● PROBLEM TO WORK ON
Take all the material and copy it exactly.

● DATASET RECORDS

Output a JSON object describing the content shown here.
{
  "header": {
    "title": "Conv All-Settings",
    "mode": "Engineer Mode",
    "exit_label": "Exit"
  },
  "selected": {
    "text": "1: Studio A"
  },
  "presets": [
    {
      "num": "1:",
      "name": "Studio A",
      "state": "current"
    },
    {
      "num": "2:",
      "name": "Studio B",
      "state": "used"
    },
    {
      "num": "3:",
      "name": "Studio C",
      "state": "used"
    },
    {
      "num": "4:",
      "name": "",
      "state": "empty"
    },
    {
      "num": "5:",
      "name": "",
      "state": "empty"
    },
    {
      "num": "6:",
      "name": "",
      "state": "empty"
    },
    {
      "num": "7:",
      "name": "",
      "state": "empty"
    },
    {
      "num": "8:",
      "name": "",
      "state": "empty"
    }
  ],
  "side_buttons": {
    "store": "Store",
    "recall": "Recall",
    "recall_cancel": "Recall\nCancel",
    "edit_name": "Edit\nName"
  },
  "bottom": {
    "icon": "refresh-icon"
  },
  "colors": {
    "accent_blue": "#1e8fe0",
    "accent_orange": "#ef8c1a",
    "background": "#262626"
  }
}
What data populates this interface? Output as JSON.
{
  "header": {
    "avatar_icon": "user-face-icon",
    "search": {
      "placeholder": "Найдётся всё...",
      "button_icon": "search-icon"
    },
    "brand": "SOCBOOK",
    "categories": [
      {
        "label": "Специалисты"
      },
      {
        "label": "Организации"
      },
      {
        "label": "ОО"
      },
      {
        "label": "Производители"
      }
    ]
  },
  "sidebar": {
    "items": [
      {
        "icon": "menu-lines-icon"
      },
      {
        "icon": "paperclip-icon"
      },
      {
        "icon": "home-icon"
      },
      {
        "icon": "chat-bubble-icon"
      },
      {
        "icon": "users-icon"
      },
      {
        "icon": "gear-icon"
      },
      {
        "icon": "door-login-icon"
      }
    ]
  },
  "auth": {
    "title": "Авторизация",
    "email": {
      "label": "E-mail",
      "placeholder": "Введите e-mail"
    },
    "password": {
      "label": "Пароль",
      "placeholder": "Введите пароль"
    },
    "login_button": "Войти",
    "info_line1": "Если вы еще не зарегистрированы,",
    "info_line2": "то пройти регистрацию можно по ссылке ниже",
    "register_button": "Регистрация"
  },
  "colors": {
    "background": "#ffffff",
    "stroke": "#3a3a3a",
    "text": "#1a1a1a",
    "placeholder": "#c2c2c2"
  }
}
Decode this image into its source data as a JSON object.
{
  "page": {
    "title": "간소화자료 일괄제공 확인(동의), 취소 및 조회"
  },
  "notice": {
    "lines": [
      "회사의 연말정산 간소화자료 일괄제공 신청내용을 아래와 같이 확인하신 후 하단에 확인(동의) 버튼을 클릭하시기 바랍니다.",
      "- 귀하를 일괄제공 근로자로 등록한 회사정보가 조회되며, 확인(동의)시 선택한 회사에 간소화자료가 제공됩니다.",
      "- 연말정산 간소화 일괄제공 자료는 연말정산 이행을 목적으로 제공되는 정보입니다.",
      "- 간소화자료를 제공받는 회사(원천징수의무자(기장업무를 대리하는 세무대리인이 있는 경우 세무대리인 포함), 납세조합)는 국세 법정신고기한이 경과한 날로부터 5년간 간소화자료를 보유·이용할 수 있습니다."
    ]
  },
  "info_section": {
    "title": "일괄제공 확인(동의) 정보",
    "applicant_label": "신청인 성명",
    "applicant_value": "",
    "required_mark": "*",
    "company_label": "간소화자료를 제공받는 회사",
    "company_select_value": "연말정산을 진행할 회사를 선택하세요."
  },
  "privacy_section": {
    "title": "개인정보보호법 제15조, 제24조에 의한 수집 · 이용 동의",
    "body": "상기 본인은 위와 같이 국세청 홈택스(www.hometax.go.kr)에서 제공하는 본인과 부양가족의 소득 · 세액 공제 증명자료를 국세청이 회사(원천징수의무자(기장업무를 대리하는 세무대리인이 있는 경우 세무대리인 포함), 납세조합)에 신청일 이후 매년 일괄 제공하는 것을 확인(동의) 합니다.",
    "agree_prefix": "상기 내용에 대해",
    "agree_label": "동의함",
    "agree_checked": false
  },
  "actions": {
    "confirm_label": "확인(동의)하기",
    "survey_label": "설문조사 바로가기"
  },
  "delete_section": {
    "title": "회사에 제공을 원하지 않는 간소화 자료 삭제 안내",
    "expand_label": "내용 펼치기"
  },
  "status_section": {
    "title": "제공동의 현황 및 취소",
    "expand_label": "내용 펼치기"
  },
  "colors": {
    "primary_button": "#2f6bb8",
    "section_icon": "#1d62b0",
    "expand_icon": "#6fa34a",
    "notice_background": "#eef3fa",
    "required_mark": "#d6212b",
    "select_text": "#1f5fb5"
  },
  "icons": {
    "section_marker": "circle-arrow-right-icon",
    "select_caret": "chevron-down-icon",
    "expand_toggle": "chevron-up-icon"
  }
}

● FINISHED TASK
Output a JSON object describing the content shown here.
{
  "header": {
    "title": "Conv All-Settings",
    "mode": "Engineer Mode",
    "exit_label": "Exit"
  },
  "selected": {
    "text": "1: Studio A"
  },
  "presets": [
    {
      "num": "1:",
      "name": "Studio A",
      "state": "current"
    },
    {
      "num": "2:",
      "name": "Studio B",
      "state": "used"
    },
    {
      "num": "3:",
      "name": "Studio C",
      "state": "used"
    },
    {
      "num": "4:",
      "name": "",
      "state": "empty"
    },
    {
      "num": "5:",
      "name": "",
      "state": "empty"
    },
    {
      "num": "6:",
      "name": "",
      "state": "empty"
    },
    {
      "num": "7:",
      "name": "",
      "state": "empty"
    },
    {
      "num": "8:",
      "name": "",
      "state": "empty"
    }
  ],
  "side_buttons": {
    "store": "Store",
    "recall": "Recall",
    "recall_cancel": "Recall\nCancel",
    "edit_name": "Edit\nName"
  },
  "bottom": {
    "icon": "refresh-icon"
  },
  "colors": {
    "accent_blue": "#1e8fe0",
    "accent_orange": "#ef8c1a",
    "background": "#262626"
  }
}
What data populates this interface? Output as JSON.
{
  "header": {
    "avatar_icon": "user-face-icon",
    "search": {
      "placeholder": "Найдётся всё...",
      "button_icon": "search-icon"
    },
    "brand": "SOCBOOK",
    "categories": [
      {
        "label": "Специалисты"
      },
      {
        "label": "Организации"
      },
      {
        "label": "ОО"
      },
      {
        "label": "Производители"
      }
    ]
  },
  "sidebar": {
    "items": [
      {
        "icon": "menu-lines-icon"
      },
      {
        "icon": "paperclip-icon"
      },
      {
        "icon": "home-icon"
      },
      {
        "icon": "chat-bubble-icon"
      },
      {
        "icon": "users-icon"
      },
      {
        "icon": "gear-icon"
      },
      {
        "icon": "door-login-icon"
      }
    ]
  },
  "auth": {
    "title": "Авторизация",
    "email": {
      "label": "E-mail",
      "placeholder": "Введите e-mail"
    },
    "password": {
      "label": "Пароль",
      "placeholder": "Введите пароль"
    },
    "login_button": "Войти",
    "info_line1": "Если вы еще не зарегистрированы,",
    "info_line2": "то пройти регистрацию можно по ссылке ниже",
    "register_button": "Регистрация"
  },
  "colors": {
    "background": "#ffffff",
    "stroke": "#3a3a3a",
    "text": "#1a1a1a",
    "placeholder": "#c2c2c2"
  }
}
Decode this image into its source data as a JSON object.
{
  "page": {
    "title": "간소화자료 일괄제공 확인(동의), 취소 및 조회"
  },
  "notice": {
    "lines": [
      "회사의 연말정산 간소화자료 일괄제공 신청내용을 아래와 같이 확인하신 후 하단에 확인(동의) 버튼을 클릭하시기 바랍니다.",
      "- 귀하를 일괄제공 근로자로 등록한 회사정보가 조회되며, 확인(동의)시 선택한 회사에 간소화자료가 제공됩니다.",
      "- 연말정산 간소화 일괄제공 자료는 연말정산 이행을 목적으로 제공되는 정보입니다.",
      "- 간소화자료를 제공받는 회사(원천징수의무자(기장업무를 대리하는 세무대리인이 있는 경우 세무대리인 포함), 납세조합)는 국세 법정신고기한이 경과한 날로부터 5년간 간소화자료를 보유·이용할 수 있습니다."
    ]
  },
  "info_section": {
    "title": "일괄제공 확인(동의) 정보",
    "applicant_label": "신청인 성명",
    "applicant_value": "",
    "required_mark": "*",
    "company_label": "간소화자료를 제공받는 회사",
    "company_select_value": "연말정산을 진행할 회사를 선택하세요."
  },
  "privacy_section": {
    "title": "개인정보보호법 제15조, 제24조에 의한 수집 · 이용 동의",
    "body": "상기 본인은 위와 같이 국세청 홈택스(www.hometax.go.kr)에서 제공하는 본인과 부양가족의 소득 · 세액 공제 증명자료를 국세청이 회사(원천징수의무자(기장업무를 대리하는 세무대리인이 있는 경우 세무대리인 포함), 납세조합)에 신청일 이후 매년 일괄 제공하는 것을 확인(동의) 합니다.",
    "agree_prefix": "상기 내용에 대해",
    "agree_label": "동의함",
    "agree_checked": false
  },
  "actions": {
    "confirm_label": "확인(동의)하기",
    "survey_label": "설문조사 바로가기"
  },
  "delete_section": {
    "title": "회사에 제공을 원하지 않는 간소화 자료 삭제 안내",
    "expand_label": "내용 펼치기"
  },
  "status_section": {
    "title": "제공동의 현황 및 취소",
    "expand_label": "내용 펼치기"
  },
  "colors": {
    "primary_button": "#2f6bb8",
    "section_icon": "#1d62b0",
    "expand_icon": "#6fa34a",
    "notice_background": "#eef3fa",
    "required_mark": "#d6212b",
    "select_text": "#1f5fb5"
  },
  "icons": {
    "section_marker": "circle-arrow-right-icon",
    "select_caret": "chevron-down-icon",
    "expand_toggle": "chevron-up-icon"
  }
}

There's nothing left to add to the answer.